start Data for the task
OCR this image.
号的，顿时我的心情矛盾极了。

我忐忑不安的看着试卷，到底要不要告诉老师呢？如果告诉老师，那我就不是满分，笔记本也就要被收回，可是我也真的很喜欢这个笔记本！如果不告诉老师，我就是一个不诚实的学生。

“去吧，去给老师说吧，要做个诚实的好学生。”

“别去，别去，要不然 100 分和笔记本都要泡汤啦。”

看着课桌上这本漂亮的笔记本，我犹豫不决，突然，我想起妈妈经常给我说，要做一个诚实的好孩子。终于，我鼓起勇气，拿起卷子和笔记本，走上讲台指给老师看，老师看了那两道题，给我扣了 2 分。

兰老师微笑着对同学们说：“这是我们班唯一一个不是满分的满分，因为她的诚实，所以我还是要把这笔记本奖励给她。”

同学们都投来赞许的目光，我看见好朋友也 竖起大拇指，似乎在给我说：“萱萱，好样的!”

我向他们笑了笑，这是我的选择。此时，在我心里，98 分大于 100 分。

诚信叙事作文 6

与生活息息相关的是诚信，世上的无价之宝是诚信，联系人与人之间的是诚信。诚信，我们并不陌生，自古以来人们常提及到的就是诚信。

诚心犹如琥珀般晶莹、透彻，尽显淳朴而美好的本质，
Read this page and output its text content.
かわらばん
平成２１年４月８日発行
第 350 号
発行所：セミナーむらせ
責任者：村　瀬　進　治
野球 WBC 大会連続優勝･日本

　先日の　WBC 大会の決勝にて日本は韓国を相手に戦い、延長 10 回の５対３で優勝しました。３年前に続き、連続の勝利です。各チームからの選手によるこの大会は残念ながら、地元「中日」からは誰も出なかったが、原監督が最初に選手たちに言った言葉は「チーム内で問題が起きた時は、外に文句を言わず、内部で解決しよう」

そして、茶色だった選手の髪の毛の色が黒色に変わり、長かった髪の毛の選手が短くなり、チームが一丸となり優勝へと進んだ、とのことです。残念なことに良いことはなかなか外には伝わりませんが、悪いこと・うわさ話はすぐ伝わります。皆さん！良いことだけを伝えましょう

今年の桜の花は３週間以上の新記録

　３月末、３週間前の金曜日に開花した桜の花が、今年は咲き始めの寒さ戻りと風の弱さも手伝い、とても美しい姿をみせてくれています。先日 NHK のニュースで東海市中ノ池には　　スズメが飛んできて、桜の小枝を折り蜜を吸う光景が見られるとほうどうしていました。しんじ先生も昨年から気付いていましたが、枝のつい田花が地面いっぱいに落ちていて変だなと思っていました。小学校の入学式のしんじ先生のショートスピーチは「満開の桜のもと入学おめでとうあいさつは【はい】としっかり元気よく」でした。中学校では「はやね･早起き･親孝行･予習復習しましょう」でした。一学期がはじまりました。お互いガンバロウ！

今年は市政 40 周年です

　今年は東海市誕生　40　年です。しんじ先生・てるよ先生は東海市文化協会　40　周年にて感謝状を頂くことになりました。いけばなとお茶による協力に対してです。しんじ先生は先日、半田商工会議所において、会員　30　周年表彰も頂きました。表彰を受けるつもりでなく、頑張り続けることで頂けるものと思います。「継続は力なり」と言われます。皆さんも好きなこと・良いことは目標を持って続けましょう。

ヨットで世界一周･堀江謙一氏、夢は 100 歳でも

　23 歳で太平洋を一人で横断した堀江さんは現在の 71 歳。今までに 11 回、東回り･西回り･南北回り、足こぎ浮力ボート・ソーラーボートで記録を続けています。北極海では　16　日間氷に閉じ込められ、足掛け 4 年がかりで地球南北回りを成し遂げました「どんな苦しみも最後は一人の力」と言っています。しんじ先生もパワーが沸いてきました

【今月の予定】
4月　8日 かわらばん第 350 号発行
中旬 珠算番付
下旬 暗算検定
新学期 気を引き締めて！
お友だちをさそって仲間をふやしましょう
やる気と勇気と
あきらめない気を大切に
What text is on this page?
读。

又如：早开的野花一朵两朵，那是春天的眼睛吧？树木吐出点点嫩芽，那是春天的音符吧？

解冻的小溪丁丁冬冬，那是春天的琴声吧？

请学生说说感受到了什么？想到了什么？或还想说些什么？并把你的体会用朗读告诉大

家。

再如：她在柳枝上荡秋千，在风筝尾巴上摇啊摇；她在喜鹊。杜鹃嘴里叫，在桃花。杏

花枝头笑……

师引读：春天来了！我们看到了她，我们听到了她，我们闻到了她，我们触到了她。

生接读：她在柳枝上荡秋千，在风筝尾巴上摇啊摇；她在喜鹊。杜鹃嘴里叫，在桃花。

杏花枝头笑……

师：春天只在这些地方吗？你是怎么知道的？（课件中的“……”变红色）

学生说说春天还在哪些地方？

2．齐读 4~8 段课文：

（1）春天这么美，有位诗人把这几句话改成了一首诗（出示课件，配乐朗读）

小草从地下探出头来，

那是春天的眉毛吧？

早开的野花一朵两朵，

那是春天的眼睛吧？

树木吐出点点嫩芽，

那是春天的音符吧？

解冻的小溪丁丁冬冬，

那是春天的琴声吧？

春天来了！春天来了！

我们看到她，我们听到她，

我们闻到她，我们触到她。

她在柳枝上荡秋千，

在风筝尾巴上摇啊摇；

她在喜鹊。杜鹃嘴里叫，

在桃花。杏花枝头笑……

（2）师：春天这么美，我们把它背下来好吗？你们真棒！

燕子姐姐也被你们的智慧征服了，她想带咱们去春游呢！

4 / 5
end Data for the task
• **Short problem**: Where a line of the entries contains the word "在风筝尾巴上摇啊摇", copy that line.

• **Final result**:
再如：她在柳枝上荡秋千，在风筝尾巴上摇啊摇；她在喜鹊。杜鹃嘴里叫，在桃花。杏
生接读：她在柳枝上荡秋千，在风筝尾巴上摇啊摇；她在喜鹊。杜鹃嘴里叫，在桃花。
在风筝尾巴上摇啊摇；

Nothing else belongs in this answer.